__TRECHO DO DOCUMENTO__.
====

Muito já se contou sobre a sessão solene que quebrou os grilhões que prendiam a
terra de Santa Luzia à aberração da escravidão. Muito já se falou sobre os
homens que deram aquele grito de liberdade. Por isso é-nos limitada a abordagem
de assunto tão nobre, porém já tão conhecido. Então, acho que é mais
recomendado analisar a conjuntura daquele momento.
A ideia de
libertar os escravos – mesmo sem chancela de uma Lei ou qualquer outro
instrumento legal em nível do Império – teve início no Ceará nos anos de 1970 e
se propagou mais intensamente a partir do início da década seguinte. As
libertações dos escravos se iniciaram por Acarape, no dia 1º de janeiro de
1883, que emancipou 116 escravos; depois vieram outras, como em Paracatuba, São
Francisco, Barurite, Icó, Fortaleza, por exemplo.
Segundo
Emanuel Pereira Braz, “no momento imediatamente anterior à abolição dos
escravos nesta cidade, a propagação do movimento não encontrou proprietários de
escravos receosos de perderem seu patrimônio, ou exigindo indenização para
libertar seus escravos. Não há registros de depoimentos de políticos no âmbito
local que fossem contrários ao abolicionismo”. O que se encontrava aqui era a
difusão da uma consciência libertária, tanto é que nenhum senhor de escravo
questionou a abolição ou pressionou por indenização.
Em Mossoró, a
ideia de libertar os escravos se consolidou no decorrer de uma homenagem, que
teve lugar em dezembro de 1882, prestada pela Loja Maçônica 24 de Junho a
Romualdo Lopes Galvão pelo seu casamento com Amélia Dantas de Souza Melo, acontecido
no dia 5 do mesmo mês, em Fortaleza. Dona Amélia era portadora de uma “prancha”
da Maçonaria cearense endereçada aos maçons de Mossoró, propugnando a
participação de todos na luta emancipadora. No dia 06 de janeiro de 1883 a
“Sociedade Libertadora Mossoroense” foi instalada, na Câmara Municipal, que
funcionava do edifício da Cadeia Pública, hoje Museu Lauro da Escóssia.
Segundo o
historiador Geraldo Maia, a Sociedade Libertadora estabeleceu uma meta para
alcançar seu objetivo de libertar todos os escravos que viviam em Mossoró. “Foi
instituído o 30 de setembro para que até esse dia os 86 escravos que aqui
existiam fossem libertos”.

====

__DADOS ARMAZENADOS__.
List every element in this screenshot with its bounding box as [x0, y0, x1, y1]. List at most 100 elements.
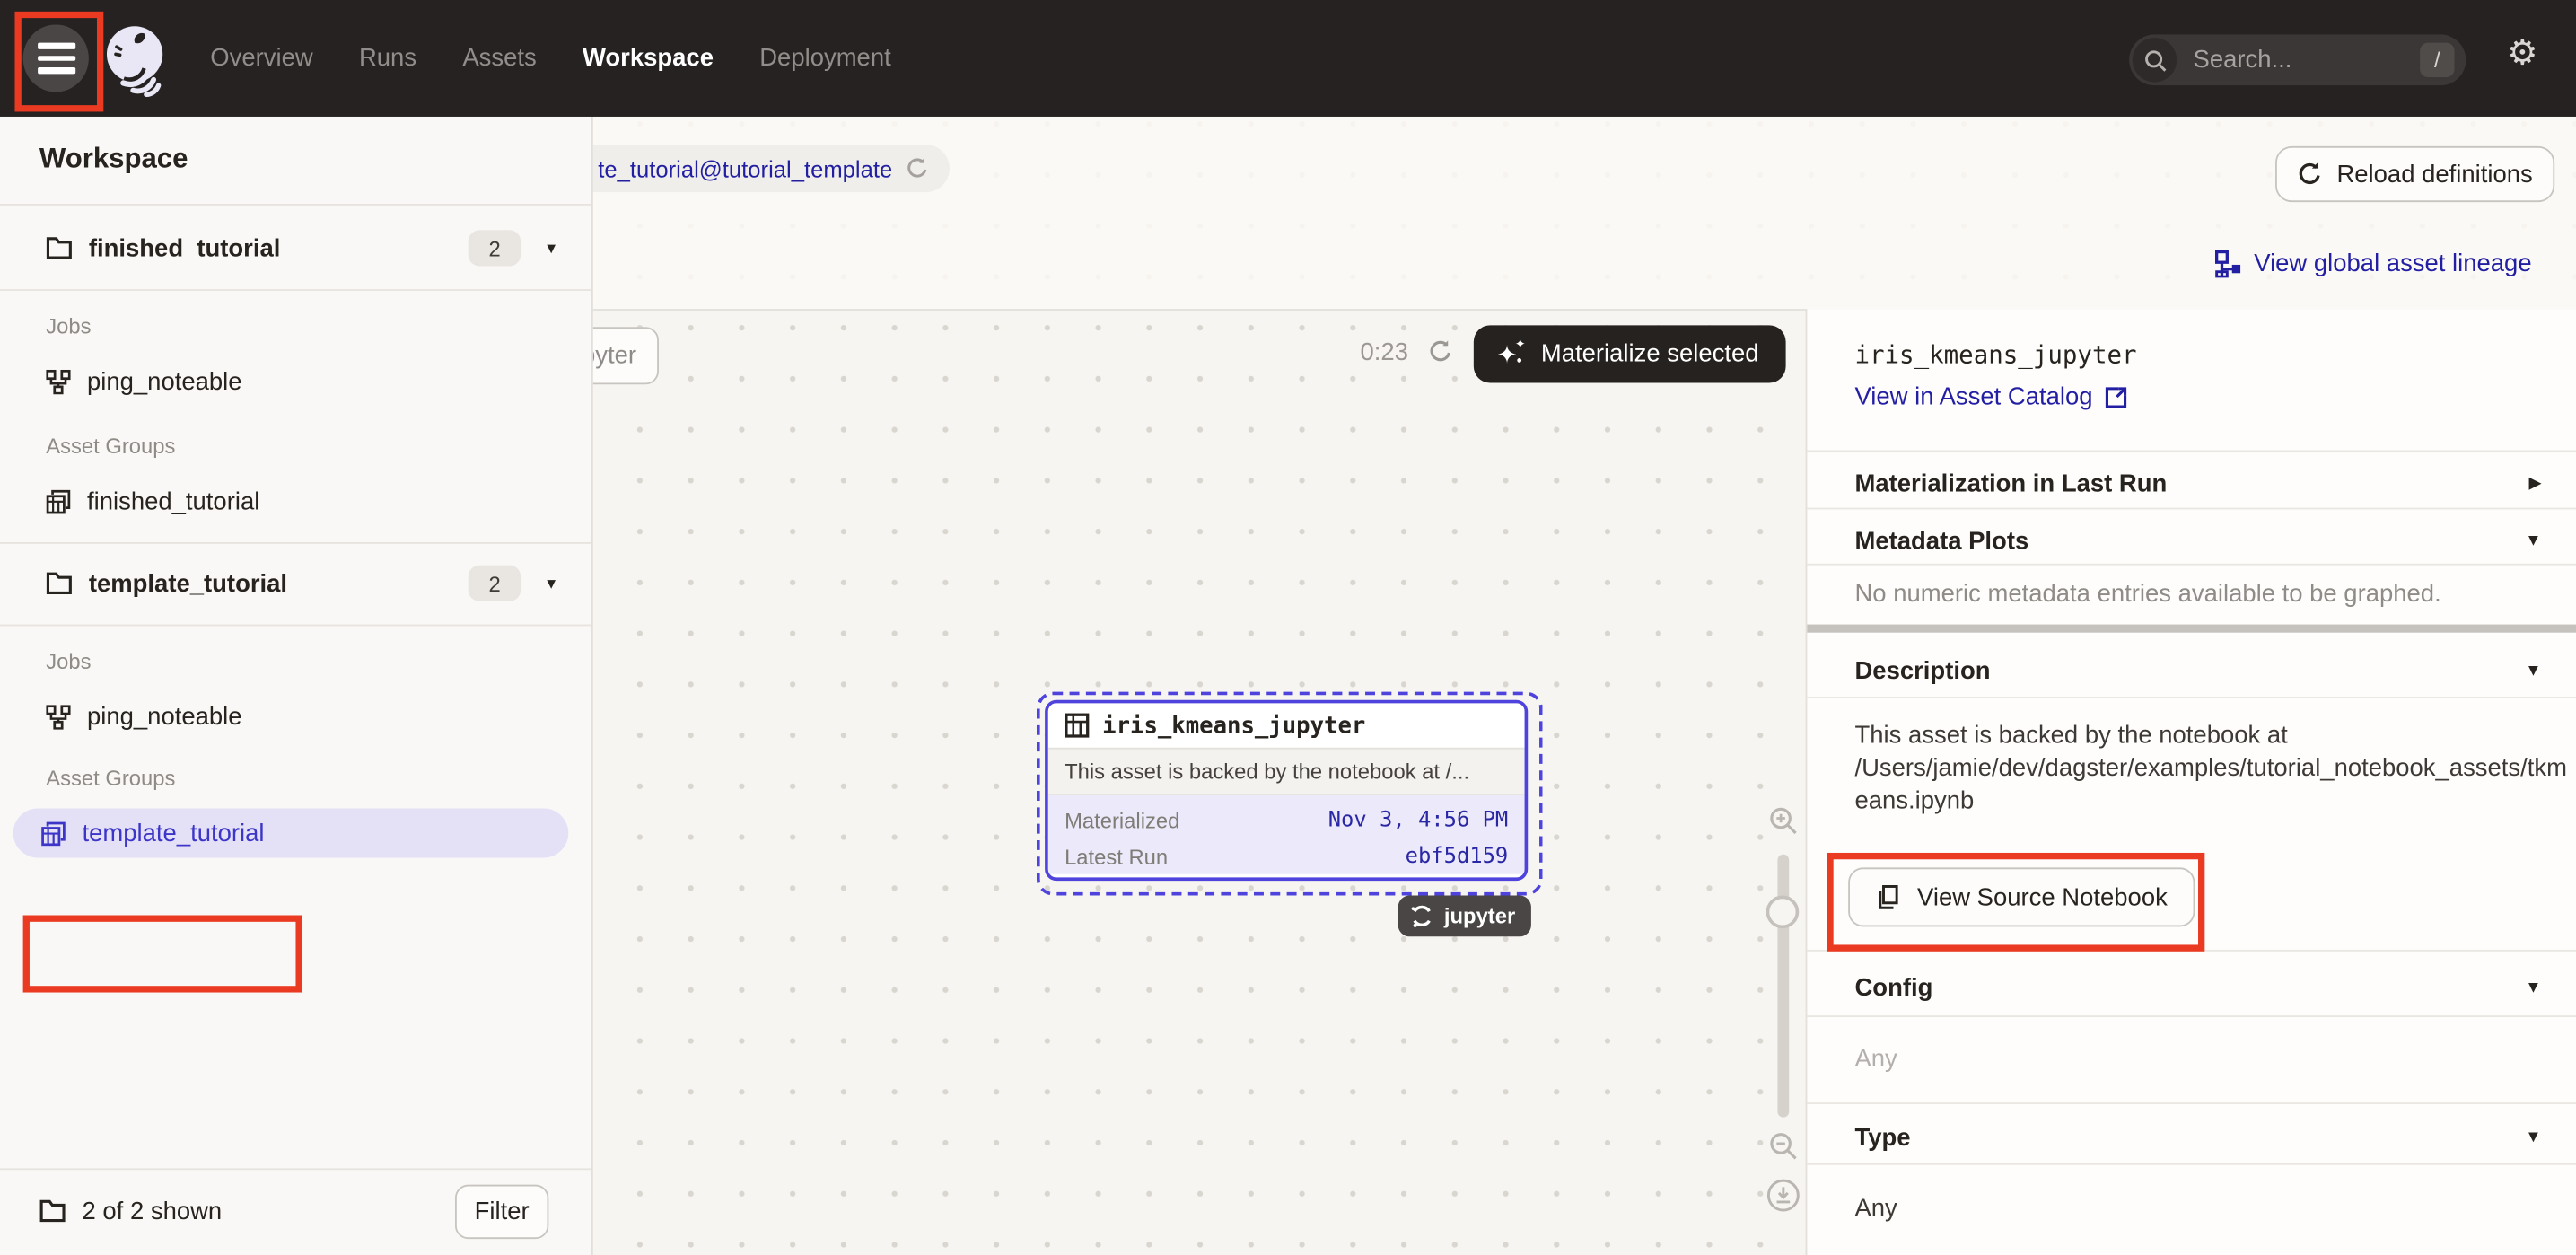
section-label: Config	[1854, 973, 1932, 1001]
zoom-slider-thumb[interactable]	[1766, 896, 1800, 929]
caret-down-icon: ▼	[2525, 979, 2541, 996]
nav-overview[interactable]: Overview	[210, 44, 312, 72]
divider	[0, 204, 591, 206]
dagster-logo[interactable]	[101, 22, 173, 97]
asset-node-selection-outline[interactable]: iris_kmeans_jupyter This asset is backed…	[1037, 692, 1543, 896]
sidebar-item-asset-group-template-tutorial[interactable]: template_tutorial	[13, 809, 569, 858]
panel-asset-title: iris_kmeans_jupyter	[1854, 340, 2136, 370]
latest-run-link[interactable]: ebf5d159	[1406, 844, 1509, 868]
section-label: Description	[1854, 656, 1990, 684]
filter-button[interactable]: Filter	[455, 1185, 548, 1239]
workspace-sidebar: Workspace finished_tutorial 2 ▼ Jobs pin…	[0, 117, 593, 1255]
section-type[interactable]: Type ▼	[1807, 1112, 2576, 1162]
view-source-notebook-button[interactable]: View Source Notebook	[1848, 867, 2195, 926]
divider	[1807, 451, 2576, 452]
nav-runs[interactable]: Runs	[359, 44, 416, 72]
job-icon	[46, 704, 70, 728]
hamburger-menu-button[interactable]	[23, 24, 89, 92]
type-value: Any	[1854, 1193, 1897, 1226]
repositories-shown-count: 2 of 2 shown	[83, 1197, 223, 1224]
nav-deployment[interactable]: Deployment	[759, 44, 891, 72]
divider	[0, 1168, 591, 1170]
config-value: Any	[1854, 1045, 1897, 1073]
reload-definitions-label: Reload definitions	[2336, 160, 2532, 188]
divider	[1807, 564, 2576, 566]
folder-icon	[46, 572, 72, 595]
table-icon	[1065, 713, 1089, 737]
view-in-asset-catalog-link[interactable]: View in Asset Catalog	[1854, 382, 2126, 410]
search-input[interactable]: Search... /	[2129, 34, 2466, 85]
jobs-section-label: Jobs	[46, 314, 91, 338]
latest-run-label: Latest Run	[1065, 844, 1168, 868]
caret-down-icon: ▼	[2525, 1128, 2541, 1146]
sidebar-group-finished-tutorial[interactable]: finished_tutorial 2 ▼	[0, 220, 591, 276]
asset-group-name: template_tutorial	[83, 819, 265, 847]
job-name: ping_noteable	[87, 367, 242, 395]
nav-assets[interactable]: Assets	[462, 44, 536, 72]
divider	[0, 542, 591, 544]
asset-node-title: iris_kmeans_jupyter	[1102, 712, 1365, 738]
section-metadata-plots[interactable]: Metadata Plots ▼	[1807, 516, 2576, 566]
section-label: Type	[1854, 1123, 1910, 1151]
zoom-in-icon[interactable]	[1767, 805, 1799, 837]
search-placeholder: Search...	[2194, 46, 2421, 74]
code-location-label: te_tutorial@tutorial_template	[598, 155, 892, 181]
code-location-tag[interactable]: te_tutorial@tutorial_template	[558, 145, 950, 192]
lineage-link-label: View global asset lineage	[2254, 250, 2531, 277]
download-image-icon[interactable]	[1766, 1178, 1801, 1212]
catalog-link-label: View in Asset Catalog	[1854, 382, 2092, 410]
count-badge: 2	[469, 566, 521, 601]
sparkle-icon: ✦✦●	[1500, 341, 1526, 367]
zoom-out-icon[interactable]	[1767, 1130, 1799, 1162]
caret-down-icon[interactable]: ▼	[544, 241, 558, 255]
caret-down-icon[interactable]: ▼	[544, 576, 558, 591]
asset-node[interactable]: iris_kmeans_jupyter This asset is backed…	[1045, 700, 1528, 881]
jupyter-compute-kind-tag[interactable]: jupyter	[1398, 896, 1532, 937]
divider	[1807, 508, 2576, 510]
primary-nav: Overview Runs Assets Workspace Deploymen…	[210, 0, 890, 117]
asset-node-description: This asset is backed by the notebook at …	[1065, 759, 1469, 784]
folder-icon	[39, 1199, 66, 1223]
asset-groups-section-label: Asset Groups	[46, 434, 175, 458]
section-description[interactable]: Description ▼	[1807, 645, 2576, 695]
section-label: Metadata Plots	[1854, 527, 2028, 555]
section-materialization-in-last-run[interactable]: Materialization in Last Run ▶	[1807, 459, 2576, 508]
panel-resize-handle[interactable]	[1807, 625, 2576, 633]
caret-down-icon: ▼	[2525, 531, 2541, 549]
jobs-section-label: Jobs	[46, 649, 91, 673]
asset-group-name: finished_tutorial	[87, 487, 259, 515]
graph-refresh-icon[interactable]	[1428, 338, 1454, 364]
sidebar-group-template-tutorial[interactable]: template_tutorial 2 ▼	[0, 556, 591, 611]
materialize-selected-button[interactable]: ✦✦● Materialize selected	[1474, 325, 1785, 382]
asset-details-panel: iris_kmeans_jupyter View in Asset Catalo…	[1806, 309, 2576, 1255]
nav-workspace[interactable]: Workspace	[583, 44, 714, 72]
group-name: finished_tutorial	[89, 234, 281, 262]
materialized-value: Nov 3, 4:56 PM	[1328, 808, 1509, 832]
divider	[1807, 1163, 2576, 1165]
section-label: Materialization in Last Run	[1854, 470, 2167, 497]
reload-definitions-button[interactable]: Reload definitions	[2275, 146, 2554, 202]
asset-groups-section-label: Asset Groups	[46, 766, 175, 790]
sidebar-item-job-ping-noteable[interactable]: ping_noteable	[0, 692, 591, 742]
group-name: template_tutorial	[89, 569, 287, 597]
jupyter-tag-label: jupyter	[1444, 904, 1515, 928]
refresh-icon[interactable]	[906, 156, 930, 180]
section-config[interactable]: Config ▼	[1807, 963, 2576, 1013]
refresh-countdown: 0:23	[1361, 338, 1408, 366]
lineage-icon	[2214, 250, 2242, 277]
slash-shortcut-badge: /	[2420, 43, 2454, 77]
asset-group-icon	[46, 489, 70, 513]
hamburger-icon	[37, 43, 74, 48]
view-global-asset-lineage-link[interactable]: View global asset lineage	[2214, 250, 2531, 277]
materialized-label: Materialized	[1065, 808, 1179, 832]
divider	[1807, 1015, 2576, 1017]
settings-gear-icon[interactable]: ⚙	[2507, 36, 2537, 70]
divider	[1807, 1102, 2576, 1104]
job-name: ping_noteable	[87, 702, 242, 730]
job-icon	[46, 369, 70, 393]
reload-icon	[2298, 161, 2324, 187]
sidebar-item-asset-group-finished-tutorial[interactable]: finished_tutorial	[0, 477, 591, 526]
sidebar-item-job-ping-noteable[interactable]: ping_noteable	[0, 356, 591, 406]
folder-icon	[46, 237, 72, 260]
zoom-slider-track[interactable]	[1777, 855, 1789, 1118]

====

__OBJETIVO DA TAREFA__. Reproduza, sem nenhuma alteração, a parte do texto sobre a abolição em Mossoró que vai de "Muito já se contou" a "conjuntura daquele momento.".

__RESPOSTA DA TAREFA__.
Muito já se contou sobre a sessão solene que quebrou os grilhões que prendiam a
terra de Santa Luzia à aberração da escravidão. Muito já se falou sobre os
homens que deram aquele grito de liberdade. Por isso é-nos limitada a abordagem
de assunto tão nobre, porém já tão conhecido. Então, acho que é mais
recomendado analisar a conjuntura daquele momento.